Task: Transcribe the data in full and exactly, omitting any pictures.

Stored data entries
———
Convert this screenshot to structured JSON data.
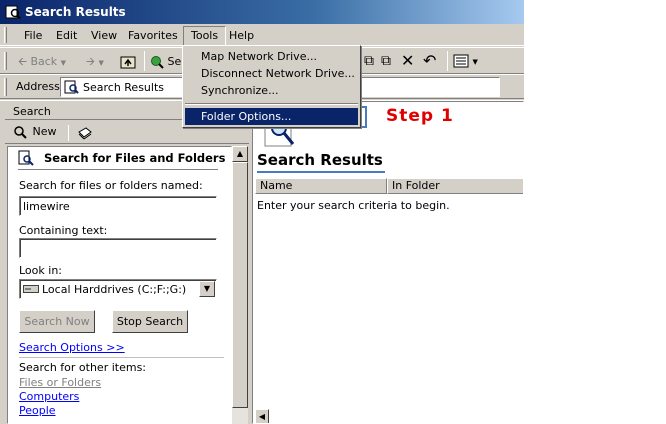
{
  "window": {
    "title": "Search Results"
  },
  "menu": [
    "File",
    "Edit",
    "View",
    "Favorites",
    "Tools",
    "Help"
  ],
  "toolbar": {
    "back_label": "Back",
    "search_label": "Se"
  },
  "address": {
    "label": "Address",
    "value": "Search Results"
  },
  "tools_menu": {
    "items": [
      "Map Network Drive...",
      "Disconnect Network Drive...",
      "Synchronize..."
    ],
    "selected_item": "Folder Options..."
  },
  "annotation": {
    "text": "Step 1",
    "color": "#e00000"
  },
  "search_pane": {
    "header": "Search",
    "new_label": "New",
    "panel_title": "Search for Files and Folders",
    "named_label": "Search for files or folders named:",
    "named_value": "limewire",
    "containing_label": "Containing text:",
    "containing_value": "",
    "lookin_label": "Look in:",
    "lookin_value": "Local Harddrives (C:;F:;G:)",
    "search_now_label": "Search Now",
    "stop_search_label": "Stop Search",
    "options_link": "Search Options >>",
    "other_items_label": "Search for other items:",
    "other_items": [
      "Files or Folders",
      "Computers",
      "People"
    ]
  },
  "results": {
    "title": "Search Results",
    "columns": [
      "Name",
      "In Folder"
    ],
    "message": "Enter your search criteria to begin."
  },
  "colors": {
    "titlebar": "#0a246a",
    "face": "#d4d0c8",
    "highlight": "#0a246a",
    "link": "#0000ff"
  }
}
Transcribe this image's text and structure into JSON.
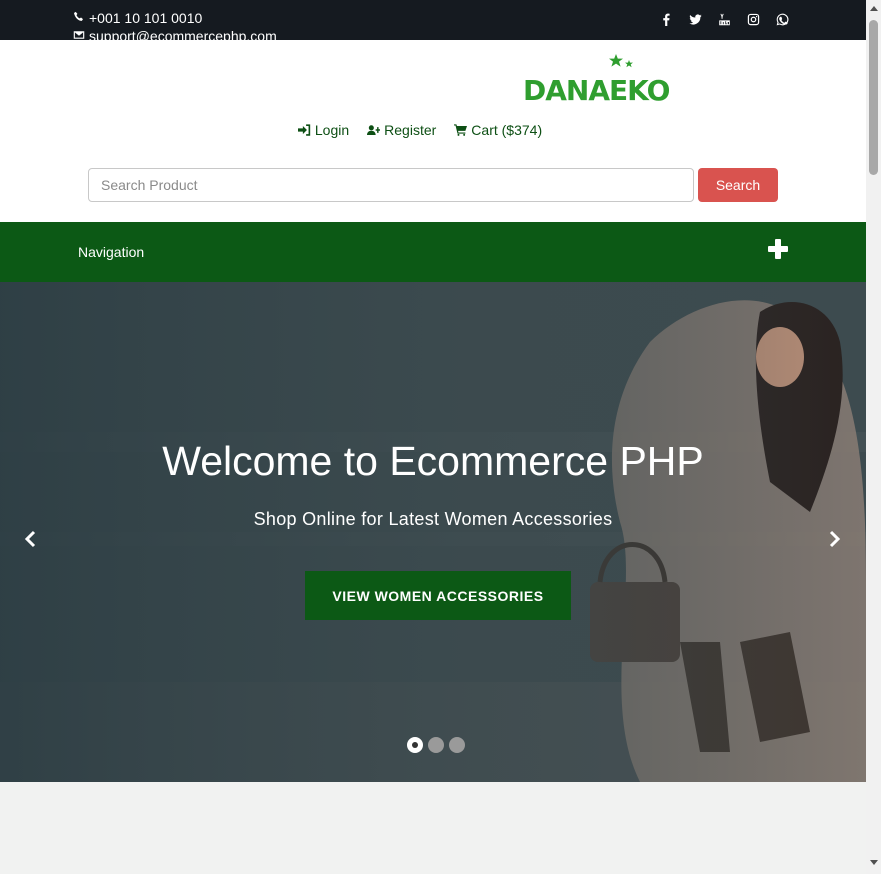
{
  "topbar": {
    "phone": "+001 10 101 0010",
    "email": "support@ecommercephp.com",
    "social_icons": [
      "facebook-icon",
      "twitter-icon",
      "youtube-icon",
      "instagram-icon",
      "whatsapp-icon"
    ]
  },
  "header": {
    "logo_text": "DANAEKO",
    "login": "Login",
    "register": "Register",
    "cart": "Cart ($374)"
  },
  "search": {
    "placeholder": "Search Product",
    "button": "Search"
  },
  "nav": {
    "label": "Navigation"
  },
  "hero": {
    "title": "Welcome to Ecommerce PHP",
    "subtitle": "Shop Online for Latest Women Accessories",
    "button": "VIEW WOMEN ACCESSORIES",
    "slide_count": 3,
    "active_slide": 1
  },
  "colors": {
    "topbar_bg": "#151a20",
    "brand_green": "#0c5915",
    "search_button": "#d9534f",
    "logo_green": "#2f9e2f"
  }
}
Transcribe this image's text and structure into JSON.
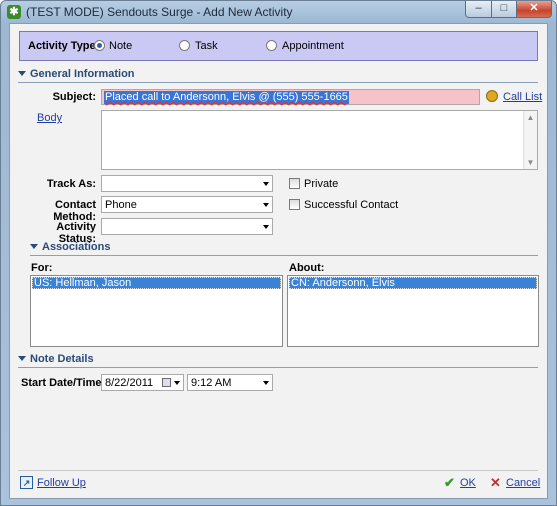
{
  "window": {
    "title": "(TEST MODE) Sendouts Surge - Add New Activity",
    "controls": {
      "minimize": "–",
      "maximize": "□",
      "close": "✕"
    }
  },
  "activity_type": {
    "label": "Activity Type:",
    "options": [
      "Note",
      "Task",
      "Appointment"
    ],
    "selected": "Note"
  },
  "general_information": {
    "header": "General Information",
    "subject_label": "Subject:",
    "subject_value": "Placed call to Andersonn, Elvis @ (555) 555-1665",
    "call_list_link": "Call List",
    "body_link": "Body",
    "body_value": "",
    "track_as_label": "Track As:",
    "track_as_value": "",
    "private_label": "Private",
    "contact_method_label": "Contact Method:",
    "contact_method_value": "Phone",
    "successful_contact_label": "Successful Contact",
    "activity_status_label": "Activity Status:",
    "activity_status_value": ""
  },
  "associations": {
    "header": "Associations",
    "for_label": "For:",
    "for_items": [
      "US: Hellman, Jason"
    ],
    "about_label": "About:",
    "about_items": [
      "CN: Andersonn, Elvis"
    ]
  },
  "note_details": {
    "header": "Note Details",
    "start_label": "Start Date/Time:",
    "date_value": "8/22/2011",
    "time_value": "9:12 AM"
  },
  "footer": {
    "follow_up": "Follow Up",
    "ok": "OK",
    "cancel": "Cancel"
  },
  "colors": {
    "activity_bar": "#c9c9f4",
    "subject_highlight": "#f7c3cb",
    "selection": "#3a83d4",
    "ok_check": "#3a9a2a",
    "cancel_x": "#c03030",
    "link": "#1f3fa0"
  },
  "icons": {
    "app": "sendouts-app-icon",
    "call_list": "phone-icon",
    "calendar": "calendar-icon",
    "follow_up": "follow-up-icon",
    "ok": "checkmark-icon",
    "cancel": "x-icon"
  }
}
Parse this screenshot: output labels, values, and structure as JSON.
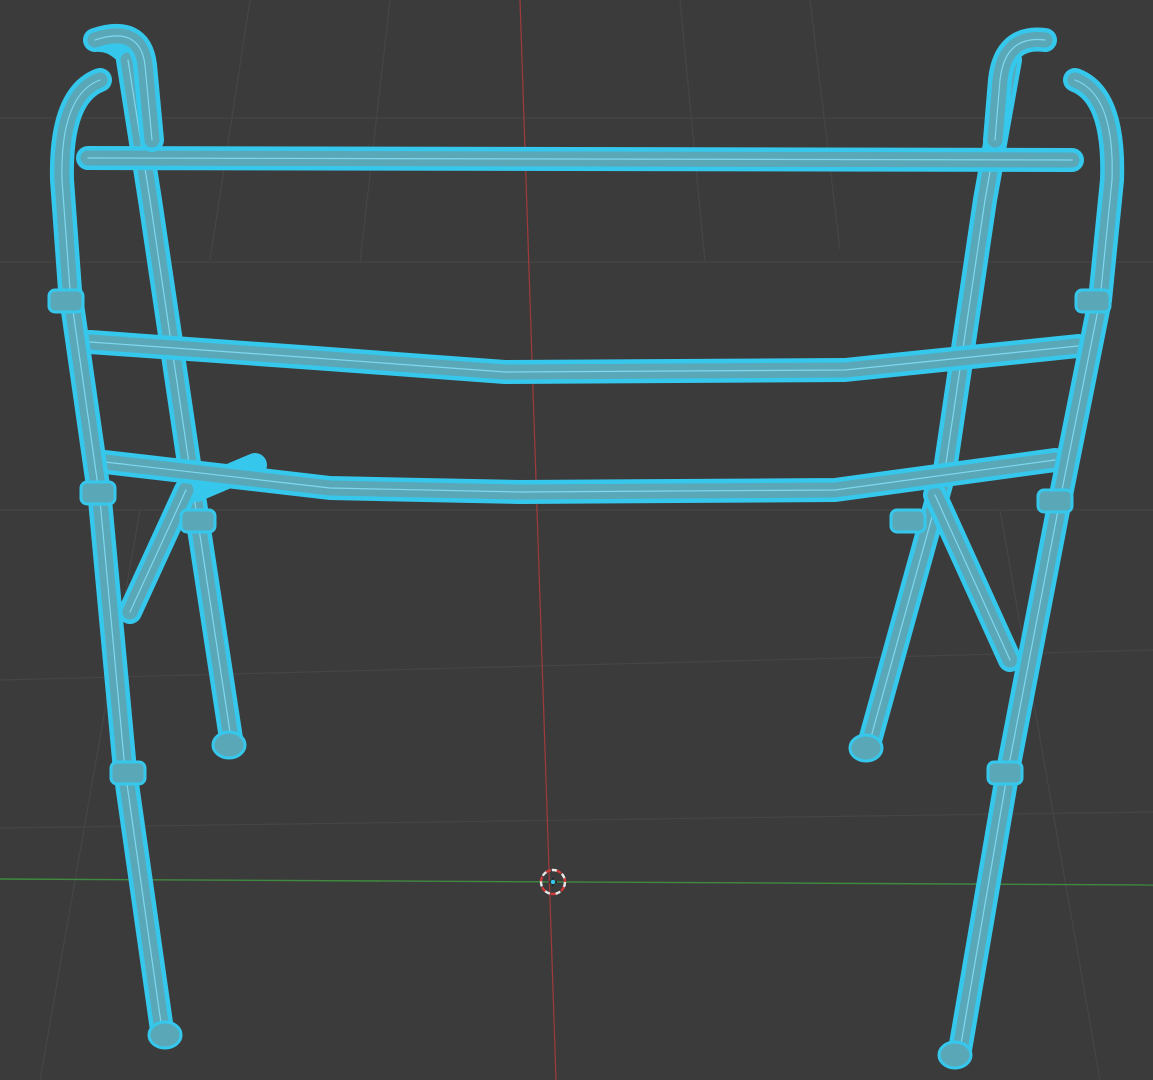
———
Solution to this exercise:
Convert this screenshot to structured JSON data.
{
  "window": {
    "title": "Search Results"
  },
  "menu": [
    "File",
    "Edit",
    "View",
    "Favorites",
    "Tools",
    "Help"
  ],
  "toolbar": {
    "back_label": "Back",
    "search_label": "Se"
  },
  "address": {
    "label": "Address",
    "value": "Search Results"
  },
  "tools_menu": {
    "items": [
      "Map Network Drive...",
      "Disconnect Network Drive...",
      "Synchronize..."
    ],
    "selected_item": "Folder Options..."
  },
  "annotation": {
    "text": "Step 1",
    "color": "#e00000"
  },
  "search_pane": {
    "header": "Search",
    "new_label": "New",
    "panel_title": "Search for Files and Folders",
    "named_label": "Search for files or folders named:",
    "named_value": "limewire",
    "containing_label": "Containing text:",
    "containing_value": "",
    "lookin_label": "Look in:",
    "lookin_value": "Local Harddrives (C:;F:;G:)",
    "search_now_label": "Search Now",
    "stop_search_label": "Stop Search",
    "options_link": "Search Options >>",
    "other_items_label": "Search for other items:",
    "other_items": [
      "Files or Folders",
      "Computers",
      "People"
    ]
  },
  "results": {
    "title": "Search Results",
    "columns": [
      "Name",
      "In Folder"
    ],
    "message": "Enter your search criteria to begin."
  },
  "colors": {
    "titlebar": "#0a246a",
    "face": "#d4d0c8",
    "highlight": "#0a246a",
    "link": "#0000ff"
  }
}
Transcribe this image's text and structure into JSON.
{
  "topbar": {
    "phone": "+001 10 101 0010",
    "email": "support@ecommercephp.com",
    "social_icons": [
      "facebook-icon",
      "twitter-icon",
      "youtube-icon",
      "instagram-icon",
      "whatsapp-icon"
    ]
  },
  "header": {
    "logo_text": "DANAEKO",
    "login": "Login",
    "register": "Register",
    "cart": "Cart ($374)"
  },
  "search": {
    "placeholder": "Search Product",
    "button": "Search"
  },
  "nav": {
    "label": "Navigation"
  },
  "hero": {
    "title": "Welcome to Ecommerce PHP",
    "subtitle": "Shop Online for Latest Women Accessories",
    "button": "VIEW WOMEN ACCESSORIES",
    "slide_count": 3,
    "active_slide": 1
  },
  "colors": {
    "topbar_bg": "#151a20",
    "brand_green": "#0c5915",
    "search_button": "#d9534f",
    "logo_green": "#2f9e2f"
  }
}
Transcribe this image's text and structure into JSON.
{
  "window": {
    "title": "(TEST MODE) Sendouts Surge - Add New Activity",
    "controls": {
      "minimize": "–",
      "maximize": "□",
      "close": "✕"
    }
  },
  "activity_type": {
    "label": "Activity Type:",
    "options": [
      "Note",
      "Task",
      "Appointment"
    ],
    "selected": "Note"
  },
  "general_information": {
    "header": "General Information",
    "subject_label": "Subject:",
    "subject_value": "Placed call to Andersonn, Elvis @ (555) 555-1665",
    "call_list_link": "Call List",
    "body_link": "Body",
    "body_value": "",
    "track_as_label": "Track As:",
    "track_as_value": "",
    "private_label": "Private",
    "contact_method_label": "Contact Method:",
    "contact_method_value": "Phone",
    "successful_contact_label": "Successful Contact",
    "activity_status_label": "Activity Status:",
    "activity_status_value": ""
  },
  "associations": {
    "header": "Associations",
    "for_label": "For:",
    "for_items": [
      "US: Hellman, Jason"
    ],
    "about_label": "About:",
    "about_items": [
      "CN: Andersonn, Elvis"
    ]
  },
  "note_details": {
    "header": "Note Details",
    "start_label": "Start Date/Time:",
    "date_value": "8/22/2011",
    "time_value": "9:12 AM"
  },
  "footer": {
    "follow_up": "Follow Up",
    "ok": "OK",
    "cancel": "Cancel"
  },
  "colors": {
    "activity_bar": "#c9c9f4",
    "subject_highlight": "#f7c3cb",
    "selection": "#3a83d4",
    "ok_check": "#3a9a2a",
    "cancel_x": "#c03030",
    "link": "#1f3fa0"
  },
  "icons": {
    "app": "sendouts-app-icon",
    "call_list": "phone-icon",
    "calendar": "calendar-icon",
    "follow_up": "follow-up-icon",
    "ok": "checkmark-icon",
    "cancel": "x-icon"
  }
}
Parse this screenshot: output labels, values, and structure as JSON.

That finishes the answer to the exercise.